**Short problem**
Tell how many lines have the string "data" in them, and write nothing besides the number.

**Information provided**

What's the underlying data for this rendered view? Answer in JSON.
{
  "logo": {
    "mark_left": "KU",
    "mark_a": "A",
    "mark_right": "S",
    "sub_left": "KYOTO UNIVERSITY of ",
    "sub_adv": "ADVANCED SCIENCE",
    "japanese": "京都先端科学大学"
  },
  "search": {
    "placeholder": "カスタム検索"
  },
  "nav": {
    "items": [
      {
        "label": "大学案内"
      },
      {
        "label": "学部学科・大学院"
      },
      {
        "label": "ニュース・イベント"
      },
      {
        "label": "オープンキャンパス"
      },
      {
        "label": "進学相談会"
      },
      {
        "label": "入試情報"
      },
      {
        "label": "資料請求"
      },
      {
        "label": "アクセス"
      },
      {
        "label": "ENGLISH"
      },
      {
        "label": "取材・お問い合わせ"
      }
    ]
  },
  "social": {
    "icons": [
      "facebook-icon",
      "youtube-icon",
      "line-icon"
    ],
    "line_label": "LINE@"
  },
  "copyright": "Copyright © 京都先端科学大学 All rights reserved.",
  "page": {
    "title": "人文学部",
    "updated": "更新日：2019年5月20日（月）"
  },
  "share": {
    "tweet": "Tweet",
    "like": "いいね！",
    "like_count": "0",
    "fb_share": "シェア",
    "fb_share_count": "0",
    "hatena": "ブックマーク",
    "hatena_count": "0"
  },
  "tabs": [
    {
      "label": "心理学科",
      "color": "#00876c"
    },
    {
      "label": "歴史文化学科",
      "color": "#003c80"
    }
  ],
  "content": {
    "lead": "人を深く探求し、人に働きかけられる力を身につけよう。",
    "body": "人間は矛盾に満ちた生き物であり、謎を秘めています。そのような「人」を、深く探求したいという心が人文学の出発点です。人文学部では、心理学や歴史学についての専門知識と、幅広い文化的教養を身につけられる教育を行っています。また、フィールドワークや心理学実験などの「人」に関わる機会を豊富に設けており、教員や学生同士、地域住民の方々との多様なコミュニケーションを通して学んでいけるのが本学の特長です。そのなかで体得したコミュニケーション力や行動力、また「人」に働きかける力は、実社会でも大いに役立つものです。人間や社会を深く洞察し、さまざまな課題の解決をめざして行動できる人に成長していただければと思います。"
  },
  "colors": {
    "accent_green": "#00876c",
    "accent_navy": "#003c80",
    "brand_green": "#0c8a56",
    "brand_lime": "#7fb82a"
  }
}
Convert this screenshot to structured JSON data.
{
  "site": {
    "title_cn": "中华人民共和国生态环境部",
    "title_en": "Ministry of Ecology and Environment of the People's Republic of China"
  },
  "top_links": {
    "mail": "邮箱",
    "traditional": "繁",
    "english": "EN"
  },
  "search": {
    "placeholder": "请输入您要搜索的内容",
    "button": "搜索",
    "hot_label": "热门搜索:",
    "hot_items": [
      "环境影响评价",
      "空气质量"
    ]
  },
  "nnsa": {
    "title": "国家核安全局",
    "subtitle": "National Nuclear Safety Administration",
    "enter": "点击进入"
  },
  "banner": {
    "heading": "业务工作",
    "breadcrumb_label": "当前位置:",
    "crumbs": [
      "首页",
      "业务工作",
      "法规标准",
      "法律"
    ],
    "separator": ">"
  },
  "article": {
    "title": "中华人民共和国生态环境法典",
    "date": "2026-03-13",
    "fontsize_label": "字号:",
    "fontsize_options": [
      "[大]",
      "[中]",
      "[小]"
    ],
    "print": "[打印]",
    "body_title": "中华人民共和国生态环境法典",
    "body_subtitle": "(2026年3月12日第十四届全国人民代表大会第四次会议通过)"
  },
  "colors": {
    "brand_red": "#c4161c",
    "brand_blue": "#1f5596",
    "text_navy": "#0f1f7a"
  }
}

**Written solution**
2